WHAT YOU HAVE TO DO -
From the listing below, work out how many lines contain "Feeding". Reply with that number only.

RECORDS FOR PROCESSING -
┏━━
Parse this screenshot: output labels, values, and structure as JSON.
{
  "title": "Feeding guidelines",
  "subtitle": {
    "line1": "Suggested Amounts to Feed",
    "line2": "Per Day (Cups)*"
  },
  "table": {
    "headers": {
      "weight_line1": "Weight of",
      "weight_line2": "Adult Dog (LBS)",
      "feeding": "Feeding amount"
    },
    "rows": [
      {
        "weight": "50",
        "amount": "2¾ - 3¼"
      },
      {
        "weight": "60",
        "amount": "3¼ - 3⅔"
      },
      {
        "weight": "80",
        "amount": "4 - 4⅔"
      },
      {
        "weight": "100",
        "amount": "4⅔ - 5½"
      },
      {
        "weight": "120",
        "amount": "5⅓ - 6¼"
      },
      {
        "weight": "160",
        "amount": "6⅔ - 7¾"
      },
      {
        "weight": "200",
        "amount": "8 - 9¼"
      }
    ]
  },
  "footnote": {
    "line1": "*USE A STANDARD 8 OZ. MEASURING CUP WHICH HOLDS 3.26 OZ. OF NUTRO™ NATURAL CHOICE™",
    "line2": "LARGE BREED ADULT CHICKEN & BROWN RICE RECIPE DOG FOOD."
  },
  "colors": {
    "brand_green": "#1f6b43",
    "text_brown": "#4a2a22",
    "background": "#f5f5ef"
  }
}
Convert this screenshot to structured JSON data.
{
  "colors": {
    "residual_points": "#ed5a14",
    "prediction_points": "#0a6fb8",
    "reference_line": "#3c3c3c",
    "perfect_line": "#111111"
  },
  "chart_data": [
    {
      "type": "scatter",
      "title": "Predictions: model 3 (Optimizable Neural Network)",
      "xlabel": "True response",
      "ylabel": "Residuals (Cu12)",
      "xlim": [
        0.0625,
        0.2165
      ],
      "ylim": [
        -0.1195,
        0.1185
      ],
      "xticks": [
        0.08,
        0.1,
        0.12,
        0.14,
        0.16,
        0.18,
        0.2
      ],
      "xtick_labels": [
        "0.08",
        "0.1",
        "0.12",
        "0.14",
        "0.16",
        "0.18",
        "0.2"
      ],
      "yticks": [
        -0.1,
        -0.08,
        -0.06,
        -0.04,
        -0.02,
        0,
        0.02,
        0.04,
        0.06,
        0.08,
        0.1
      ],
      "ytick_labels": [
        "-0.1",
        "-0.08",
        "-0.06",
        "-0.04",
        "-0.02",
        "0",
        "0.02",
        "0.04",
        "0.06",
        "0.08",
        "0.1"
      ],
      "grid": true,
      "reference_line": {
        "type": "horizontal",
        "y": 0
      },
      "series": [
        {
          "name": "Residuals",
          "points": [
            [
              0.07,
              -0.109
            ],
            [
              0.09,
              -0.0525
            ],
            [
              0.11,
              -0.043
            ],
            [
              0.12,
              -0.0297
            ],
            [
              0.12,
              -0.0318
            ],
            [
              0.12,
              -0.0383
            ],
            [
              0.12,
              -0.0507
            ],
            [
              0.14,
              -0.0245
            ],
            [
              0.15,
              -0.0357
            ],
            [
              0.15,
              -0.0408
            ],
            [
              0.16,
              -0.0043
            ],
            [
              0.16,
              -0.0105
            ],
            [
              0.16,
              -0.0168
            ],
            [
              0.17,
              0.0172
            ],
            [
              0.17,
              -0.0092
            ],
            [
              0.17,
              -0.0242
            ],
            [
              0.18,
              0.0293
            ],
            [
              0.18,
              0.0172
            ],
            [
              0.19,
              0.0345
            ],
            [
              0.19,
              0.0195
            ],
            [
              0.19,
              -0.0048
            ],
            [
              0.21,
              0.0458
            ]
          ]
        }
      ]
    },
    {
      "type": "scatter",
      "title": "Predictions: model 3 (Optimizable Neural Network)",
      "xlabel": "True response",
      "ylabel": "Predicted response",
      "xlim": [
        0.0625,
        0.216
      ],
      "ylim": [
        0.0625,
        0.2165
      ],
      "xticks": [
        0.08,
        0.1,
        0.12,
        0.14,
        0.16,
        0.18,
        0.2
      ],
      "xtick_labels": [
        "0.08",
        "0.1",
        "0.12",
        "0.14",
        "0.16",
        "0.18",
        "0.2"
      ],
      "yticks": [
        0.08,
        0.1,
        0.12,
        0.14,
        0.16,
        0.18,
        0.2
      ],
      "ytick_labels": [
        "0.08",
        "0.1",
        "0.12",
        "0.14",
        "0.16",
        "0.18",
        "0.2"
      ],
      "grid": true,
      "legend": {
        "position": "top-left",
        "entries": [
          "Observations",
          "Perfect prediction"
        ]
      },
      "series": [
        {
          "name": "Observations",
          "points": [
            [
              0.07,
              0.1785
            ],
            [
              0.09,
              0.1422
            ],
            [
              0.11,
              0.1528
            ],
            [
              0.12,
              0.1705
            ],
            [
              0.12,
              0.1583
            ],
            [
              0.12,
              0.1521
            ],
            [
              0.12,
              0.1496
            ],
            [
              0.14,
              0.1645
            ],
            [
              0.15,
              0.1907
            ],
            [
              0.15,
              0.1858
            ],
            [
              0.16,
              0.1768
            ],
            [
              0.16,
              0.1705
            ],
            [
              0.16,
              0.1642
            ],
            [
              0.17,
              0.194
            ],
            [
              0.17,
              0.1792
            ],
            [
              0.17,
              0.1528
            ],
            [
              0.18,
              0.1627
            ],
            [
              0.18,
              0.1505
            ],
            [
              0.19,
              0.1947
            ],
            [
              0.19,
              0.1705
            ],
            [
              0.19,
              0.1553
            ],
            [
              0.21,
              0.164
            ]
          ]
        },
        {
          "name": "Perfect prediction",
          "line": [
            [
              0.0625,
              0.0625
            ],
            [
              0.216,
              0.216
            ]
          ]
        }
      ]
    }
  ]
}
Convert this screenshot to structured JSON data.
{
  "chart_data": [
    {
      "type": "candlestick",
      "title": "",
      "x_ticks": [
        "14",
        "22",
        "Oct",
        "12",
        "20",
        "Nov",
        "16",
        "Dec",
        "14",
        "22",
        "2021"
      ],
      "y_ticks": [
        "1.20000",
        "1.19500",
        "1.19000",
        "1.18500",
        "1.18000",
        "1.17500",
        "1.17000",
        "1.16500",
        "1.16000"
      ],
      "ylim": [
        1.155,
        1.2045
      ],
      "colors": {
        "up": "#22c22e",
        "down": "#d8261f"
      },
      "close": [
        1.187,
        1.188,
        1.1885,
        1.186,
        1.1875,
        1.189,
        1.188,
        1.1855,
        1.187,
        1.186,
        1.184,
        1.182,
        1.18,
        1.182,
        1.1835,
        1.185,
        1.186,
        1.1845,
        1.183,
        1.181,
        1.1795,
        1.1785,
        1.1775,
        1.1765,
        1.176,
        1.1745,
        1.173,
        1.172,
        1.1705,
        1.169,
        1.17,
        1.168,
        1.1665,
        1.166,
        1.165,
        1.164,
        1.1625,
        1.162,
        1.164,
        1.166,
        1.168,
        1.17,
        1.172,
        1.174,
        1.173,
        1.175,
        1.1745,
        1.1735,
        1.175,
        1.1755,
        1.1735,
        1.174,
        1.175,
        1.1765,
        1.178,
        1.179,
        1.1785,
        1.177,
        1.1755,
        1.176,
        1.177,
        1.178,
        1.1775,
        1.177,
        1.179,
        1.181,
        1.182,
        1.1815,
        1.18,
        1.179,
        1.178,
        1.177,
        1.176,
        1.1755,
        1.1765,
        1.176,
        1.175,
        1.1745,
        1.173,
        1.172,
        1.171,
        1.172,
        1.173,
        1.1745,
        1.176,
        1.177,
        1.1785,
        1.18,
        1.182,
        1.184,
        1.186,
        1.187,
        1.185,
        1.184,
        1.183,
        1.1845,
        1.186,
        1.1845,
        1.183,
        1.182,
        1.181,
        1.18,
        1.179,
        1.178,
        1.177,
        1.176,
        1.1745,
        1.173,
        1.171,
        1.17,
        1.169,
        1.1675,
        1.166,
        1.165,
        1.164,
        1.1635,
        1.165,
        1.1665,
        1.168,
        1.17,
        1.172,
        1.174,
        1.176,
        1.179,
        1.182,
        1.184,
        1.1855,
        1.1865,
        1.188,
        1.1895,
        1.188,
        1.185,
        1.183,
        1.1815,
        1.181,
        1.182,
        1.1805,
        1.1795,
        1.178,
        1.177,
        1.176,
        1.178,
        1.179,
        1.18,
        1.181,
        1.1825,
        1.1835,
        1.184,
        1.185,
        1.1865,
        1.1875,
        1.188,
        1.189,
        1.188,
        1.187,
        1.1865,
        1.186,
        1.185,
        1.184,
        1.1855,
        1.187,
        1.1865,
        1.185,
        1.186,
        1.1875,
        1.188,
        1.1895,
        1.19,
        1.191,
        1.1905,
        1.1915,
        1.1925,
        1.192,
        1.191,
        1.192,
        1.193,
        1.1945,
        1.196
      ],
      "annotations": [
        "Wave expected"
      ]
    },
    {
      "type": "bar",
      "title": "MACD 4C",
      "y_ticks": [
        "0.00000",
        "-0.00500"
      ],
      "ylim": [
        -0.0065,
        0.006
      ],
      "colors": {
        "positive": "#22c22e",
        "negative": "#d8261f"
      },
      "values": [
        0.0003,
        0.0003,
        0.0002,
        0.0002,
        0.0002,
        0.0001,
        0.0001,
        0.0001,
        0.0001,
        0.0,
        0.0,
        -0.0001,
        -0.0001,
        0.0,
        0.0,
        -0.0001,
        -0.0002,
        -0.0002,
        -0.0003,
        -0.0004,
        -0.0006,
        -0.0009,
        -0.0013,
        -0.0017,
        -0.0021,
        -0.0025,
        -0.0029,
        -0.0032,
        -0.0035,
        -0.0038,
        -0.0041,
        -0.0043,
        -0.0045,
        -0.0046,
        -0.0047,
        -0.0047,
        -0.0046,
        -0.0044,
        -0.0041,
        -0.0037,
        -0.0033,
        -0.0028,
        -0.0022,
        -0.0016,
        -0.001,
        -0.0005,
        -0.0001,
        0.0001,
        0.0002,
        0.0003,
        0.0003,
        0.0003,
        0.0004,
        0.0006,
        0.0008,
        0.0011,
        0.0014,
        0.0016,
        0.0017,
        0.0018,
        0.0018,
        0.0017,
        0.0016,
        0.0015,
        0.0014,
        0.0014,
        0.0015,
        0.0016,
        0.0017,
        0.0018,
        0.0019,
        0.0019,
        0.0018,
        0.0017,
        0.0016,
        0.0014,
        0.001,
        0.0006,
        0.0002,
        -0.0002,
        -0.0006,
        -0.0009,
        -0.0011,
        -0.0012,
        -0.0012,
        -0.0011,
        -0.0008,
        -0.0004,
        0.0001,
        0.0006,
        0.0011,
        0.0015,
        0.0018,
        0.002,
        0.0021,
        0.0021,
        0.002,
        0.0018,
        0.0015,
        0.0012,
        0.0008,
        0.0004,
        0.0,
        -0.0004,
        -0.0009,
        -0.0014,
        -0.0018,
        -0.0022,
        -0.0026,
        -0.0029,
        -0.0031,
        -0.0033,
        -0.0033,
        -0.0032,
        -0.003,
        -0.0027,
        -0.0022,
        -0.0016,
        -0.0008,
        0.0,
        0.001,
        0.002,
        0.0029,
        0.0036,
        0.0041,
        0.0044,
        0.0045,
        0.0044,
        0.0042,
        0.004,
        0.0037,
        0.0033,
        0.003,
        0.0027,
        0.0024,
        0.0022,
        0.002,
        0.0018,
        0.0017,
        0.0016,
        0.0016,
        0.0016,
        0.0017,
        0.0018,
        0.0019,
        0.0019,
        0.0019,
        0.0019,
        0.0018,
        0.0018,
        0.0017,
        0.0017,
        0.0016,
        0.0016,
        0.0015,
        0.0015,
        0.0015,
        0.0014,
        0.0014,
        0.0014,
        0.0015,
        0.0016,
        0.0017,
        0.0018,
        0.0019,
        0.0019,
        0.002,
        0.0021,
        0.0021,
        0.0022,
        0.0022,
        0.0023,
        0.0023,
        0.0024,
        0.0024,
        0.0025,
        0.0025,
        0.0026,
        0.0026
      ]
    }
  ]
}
┗━━
ANSWER TO THE EXERCISE -
2